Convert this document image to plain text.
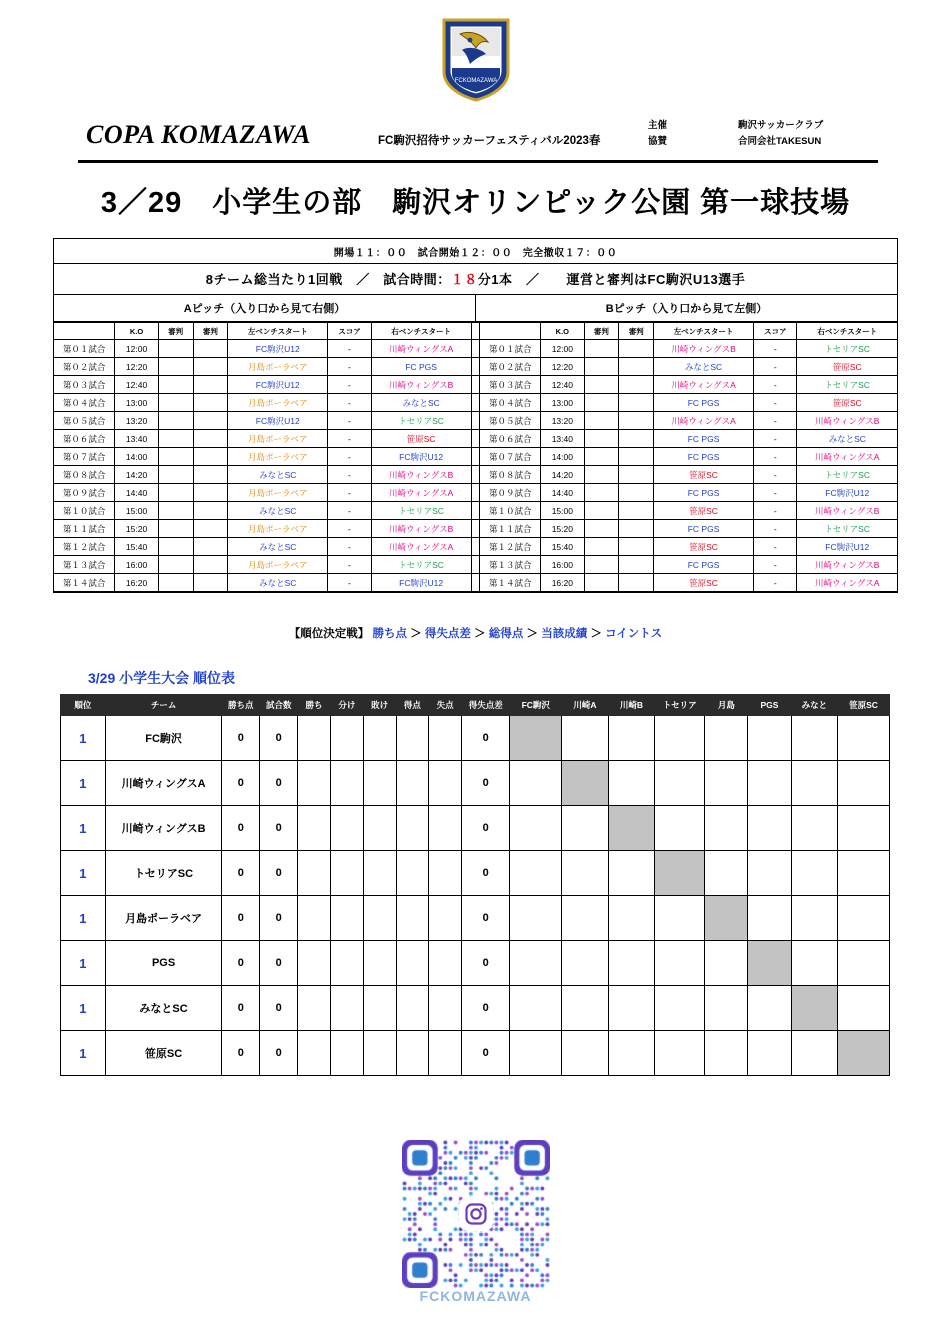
FCKOMAZAWA
COPA KOMAZAWA	FC駒沢招待サッカーフェスティバル2023春
主催	駒沢サッカークラブ
協賛	合同会社TAKESUN
3／29　小学生の部　駒沢オリンピック公園 第一球技場
開場１１：００　試合開始１２：００　完全撤収１７：００
8チーム総当たり1回戦　／　試合時間：１８分1本　／　　運営と審判はFC駒沢U13選手
Aピッチ（入り口から見て右側）	Bピッチ（入り口から見て左側）
	K.O	審判	審判	左ベンチスタート	スコア	右ベンチスタート			K.O	審判	審判	左ベンチスタート	スコア	右ベンチスタート
第０１試合	12:00			FC駒沢U12	-	川崎ウィングスA		第０１試合	12:00			川崎ウィングスB	-	トセリアSC
第０２試合	12:20			月島ポーラベア	-	FC PGS		第０２試合	12:20			みなとSC	-	笹原SC
第０３試合	12:40			FC駒沢U12	-	川崎ウィングスB		第０３試合	12:40			川崎ウィングスA	-	トセリアSC
第０４試合	13:00			月島ポーラベア	-	みなとSC		第０４試合	13:00			FC PGS	-	笹原SC
第０５試合	13:20			FC駒沢U12	-	トセリアSC		第０５試合	13:20			川崎ウィングスA	-	川崎ウィングスB
第０６試合	13:40			月島ポーラベア	-	笹原SC		第０６試合	13:40			FC PGS	-	みなとSC
第０７試合	14:00			月島ポーラベア	-	FC駒沢U12		第０７試合	14:00			FC PGS	-	川崎ウィングスA
第０８試合	14:20			みなとSC	-	川崎ウィングスB		第０８試合	14:20			笹原SC	-	トセリアSC
第０９試合	14:40			月島ポーラベア	-	川崎ウィングスA		第０９試合	14:40			FC PGS	-	FC駒沢U12
第１０試合	15:00			みなとSC	-	トセリアSC		第１０試合	15:00			笹原SC	-	川崎ウィングスB
第１１試合	15:20			月島ポーラベア	-	川崎ウィングスB		第１１試合	15:20			FC PGS	-	トセリアSC
第１２試合	15:40			みなとSC	-	川崎ウィングスA		第１２試合	15:40			笹原SC	-	FC駒沢U12
第１３試合	16:00			月島ポーラベア	-	トセリアSC		第１３試合	16:00			FC PGS	-	川崎ウィングスB
第１４試合	16:20			みなとSC	-	FC駒沢U12		第１４試合	16:20			笹原SC	-	川崎ウィングスA
【順位決定戦】 勝ち点 ＞ 得失点差 ＞ 総得点 ＞ 当該成績 ＞ コイントス
3/29 小学生大会 順位表
順位	チーム	勝ち点	試合数	勝ち	分け	敗け	得点	失点	得失点差	FC駒沢	川崎A	川崎B	トセリア	月島	PGS	みなと	笹原SC
1	FC駒沢	0	0						0								
1	川崎ウィングスA	0	0						0								
1	川崎ウィングスB	0	0						0								
1	トセリアSC	0	0						0								
1	月島ポーラベア	0	0						0								
1	PGS	0	0						0								
1	みなとSC	0	0						0								
1	笹原SC	0	0						0								
FCKOMAZAWA
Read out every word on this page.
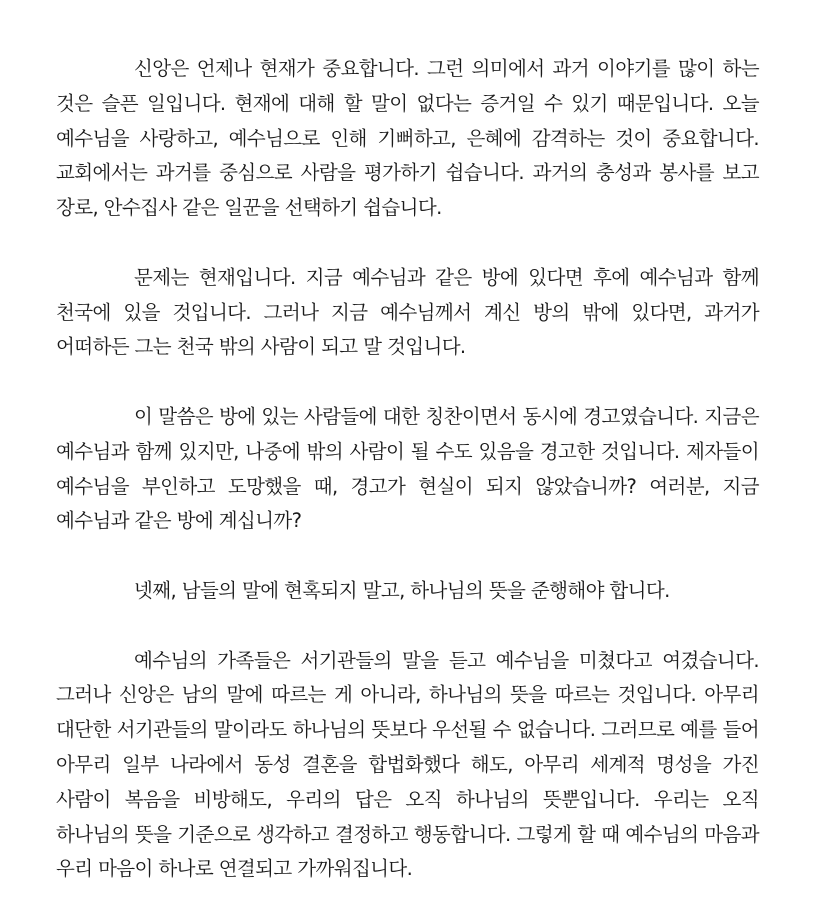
신앙은 언제나 현재가 중요합니다. 그런 의미에서 과거 이야기를 많이 하는 것은 슬픈 일입니다. 현재에 대해 할 말이 없다는 증거일 수 있기 때문입니다. 오늘 예수님을 사랑하고, 예수님으로 인해 기뻐하고, 은혜에 감격하는 것이 중요합니다. 교회에서는 과거를 중심으로 사람을 평가하기 쉽습니다. 과거의 충성과 봉사를 보고 장로, 안수집사 같은 일꾼을 선택하기 쉽습니다.

문제는 현재입니다. 지금 예수님과 같은 방에 있다면 후에 예수님과 함께 천국에 있을 것입니다. 그러나 지금 예수님께서 계신 방의 밖에 있다면, 과거가 어떠하든 그는 천국 밖의 사람이 되고 말 것입니다.

이 말씀은 방에 있는 사람들에 대한 칭찬이면서 동시에 경고였습니다. 지금은 예수님과 함께 있지만, 나중에 밖의 사람이 될 수도 있음을 경고한 것입니다. 제자들이 예수님을 부인하고 도망했을 때, 경고가 현실이 되지 않았습니까? 여러분, 지금 예수님과 같은 방에 계십니까?

넷째, 남들의 말에 현혹되지 말고, 하나님의 뜻을 준행해야 합니다.

예수님의 가족들은 서기관들의 말을 듣고 예수님을 미쳤다고 여겼습니다. 그러나 신앙은 남의 말에 따르는 게 아니라, 하나님의 뜻을 따르는 것입니다. 아무리 대단한 서기관들의 말이라도 하나님의 뜻보다 우선될 수 없습니다. 그러므로 예를 들어 아무리 일부 나라에서 동성 결혼을 합법화했다 해도, 아무리 세계적 명성을 가진 사람이 복음을 비방해도, 우리의 답은 오직 하나님의 뜻뿐입니다. 우리는 오직 하나님의 뜻을 기준으로 생각하고 결정하고 행동합니다. 그렇게 할 때 예수님의 마음과 우리 마음이 하나로 연결되고 가까워집니다.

========================================

* **EXERCISE AIM**: Report how many lines in the entries hold the string "笹原SC". Nothing but the number is wanted.

* **FINAL RESULT**: 9